(Dataset records on visual material)
..............................

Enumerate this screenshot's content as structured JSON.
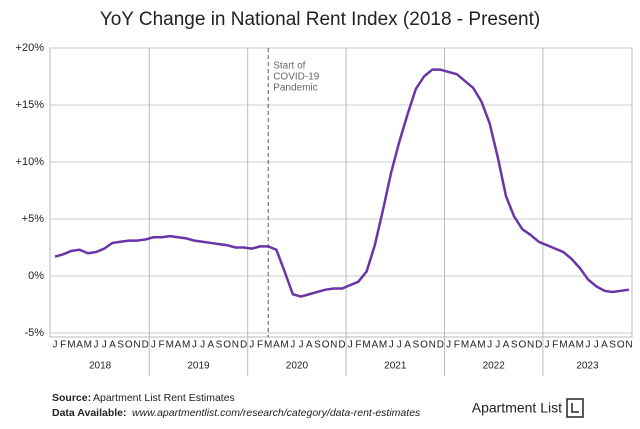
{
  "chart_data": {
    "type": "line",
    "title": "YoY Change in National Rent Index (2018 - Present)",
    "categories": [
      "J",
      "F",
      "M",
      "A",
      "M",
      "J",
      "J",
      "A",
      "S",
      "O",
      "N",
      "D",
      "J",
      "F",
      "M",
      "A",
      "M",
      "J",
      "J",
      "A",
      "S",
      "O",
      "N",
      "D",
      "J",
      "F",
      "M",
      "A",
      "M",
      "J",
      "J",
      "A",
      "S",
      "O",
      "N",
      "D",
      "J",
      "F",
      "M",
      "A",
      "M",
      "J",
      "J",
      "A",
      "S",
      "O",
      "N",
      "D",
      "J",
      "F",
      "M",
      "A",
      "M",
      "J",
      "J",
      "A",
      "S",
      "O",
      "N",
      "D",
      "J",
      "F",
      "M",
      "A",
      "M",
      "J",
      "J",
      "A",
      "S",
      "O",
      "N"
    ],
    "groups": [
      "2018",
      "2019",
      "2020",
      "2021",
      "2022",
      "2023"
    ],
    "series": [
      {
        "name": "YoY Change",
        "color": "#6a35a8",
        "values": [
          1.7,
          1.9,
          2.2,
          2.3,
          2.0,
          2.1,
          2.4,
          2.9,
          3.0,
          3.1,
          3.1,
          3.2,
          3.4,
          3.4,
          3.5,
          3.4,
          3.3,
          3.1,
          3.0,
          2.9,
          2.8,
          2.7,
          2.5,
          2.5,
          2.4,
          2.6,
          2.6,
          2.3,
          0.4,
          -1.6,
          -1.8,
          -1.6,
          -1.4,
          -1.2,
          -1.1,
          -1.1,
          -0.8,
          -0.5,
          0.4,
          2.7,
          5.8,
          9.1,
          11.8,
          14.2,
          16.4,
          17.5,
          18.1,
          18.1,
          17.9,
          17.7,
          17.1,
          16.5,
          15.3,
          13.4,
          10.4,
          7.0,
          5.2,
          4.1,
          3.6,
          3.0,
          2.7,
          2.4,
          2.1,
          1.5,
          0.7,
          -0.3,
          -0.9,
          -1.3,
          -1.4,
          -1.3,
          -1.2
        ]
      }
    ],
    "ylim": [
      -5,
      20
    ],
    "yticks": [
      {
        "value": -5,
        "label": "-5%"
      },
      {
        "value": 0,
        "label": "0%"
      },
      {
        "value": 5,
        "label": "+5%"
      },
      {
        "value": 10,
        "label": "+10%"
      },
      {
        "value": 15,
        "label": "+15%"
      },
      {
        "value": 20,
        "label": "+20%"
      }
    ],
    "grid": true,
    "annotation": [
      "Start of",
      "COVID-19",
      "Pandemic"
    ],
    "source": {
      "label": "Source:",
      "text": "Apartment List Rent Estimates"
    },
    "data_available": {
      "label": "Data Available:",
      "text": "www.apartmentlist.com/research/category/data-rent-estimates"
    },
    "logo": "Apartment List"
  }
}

..............................

**The problem:**
Repeat each entry exactly. Pictures do not belong in the copy.

**Exercise output:**
Enumerate this screenshot's content as structured JSON.
{
  "chart_data": {
    "type": "line",
    "title": "YoY Change in National Rent Index (2018 - Present)",
    "categories": [
      "J",
      "F",
      "M",
      "A",
      "M",
      "J",
      "J",
      "A",
      "S",
      "O",
      "N",
      "D",
      "J",
      "F",
      "M",
      "A",
      "M",
      "J",
      "J",
      "A",
      "S",
      "O",
      "N",
      "D",
      "J",
      "F",
      "M",
      "A",
      "M",
      "J",
      "J",
      "A",
      "S",
      "O",
      "N",
      "D",
      "J",
      "F",
      "M",
      "A",
      "M",
      "J",
      "J",
      "A",
      "S",
      "O",
      "N",
      "D",
      "J",
      "F",
      "M",
      "A",
      "M",
      "J",
      "J",
      "A",
      "S",
      "O",
      "N",
      "D",
      "J",
      "F",
      "M",
      "A",
      "M",
      "J",
      "J",
      "A",
      "S",
      "O",
      "N"
    ],
    "groups": [
      "2018",
      "2019",
      "2020",
      "2021",
      "2022",
      "2023"
    ],
    "series": [
      {
        "name": "YoY Change",
        "color": "#6a35a8",
        "values": [
          1.7,
          1.9,
          2.2,
          2.3,
          2.0,
          2.1,
          2.4,
          2.9,
          3.0,
          3.1,
          3.1,
          3.2,
          3.4,
          3.4,
          3.5,
          3.4,
          3.3,
          3.1,
          3.0,
          2.9,
          2.8,
          2.7,
          2.5,
          2.5,
          2.4,
          2.6,
          2.6,
          2.3,
          0.4,
          -1.6,
          -1.8,
          -1.6,
          -1.4,
          -1.2,
          -1.1,
          -1.1,
          -0.8,
          -0.5,
          0.4,
          2.7,
          5.8,
          9.1,
          11.8,
          14.2,
          16.4,
          17.5,
          18.1,
          18.1,
          17.9,
          17.7,
          17.1,
          16.5,
          15.3,
          13.4,
          10.4,
          7.0,
          5.2,
          4.1,
          3.6,
          3.0,
          2.7,
          2.4,
          2.1,
          1.5,
          0.7,
          -0.3,
          -0.9,
          -1.3,
          -1.4,
          -1.3,
          -1.2
        ]
      }
    ],
    "ylim": [
      -5,
      20
    ],
    "yticks": [
      {
        "value": -5,
        "label": "-5%"
      },
      {
        "value": 0,
        "label": "0%"
      },
      {
        "value": 5,
        "label": "+5%"
      },
      {
        "value": 10,
        "label": "+10%"
      },
      {
        "value": 15,
        "label": "+15%"
      },
      {
        "value": 20,
        "label": "+20%"
      }
    ],
    "grid": true,
    "annotation": [
      "Start of",
      "COVID-19",
      "Pandemic"
    ],
    "source": {
      "label": "Source:",
      "text": "Apartment List Rent Estimates"
    },
    "data_available": {
      "label": "Data Available:",
      "text": "www.apartmentlist.com/research/category/data-rent-estimates"
    },
    "logo": "Apartment List"
  }
}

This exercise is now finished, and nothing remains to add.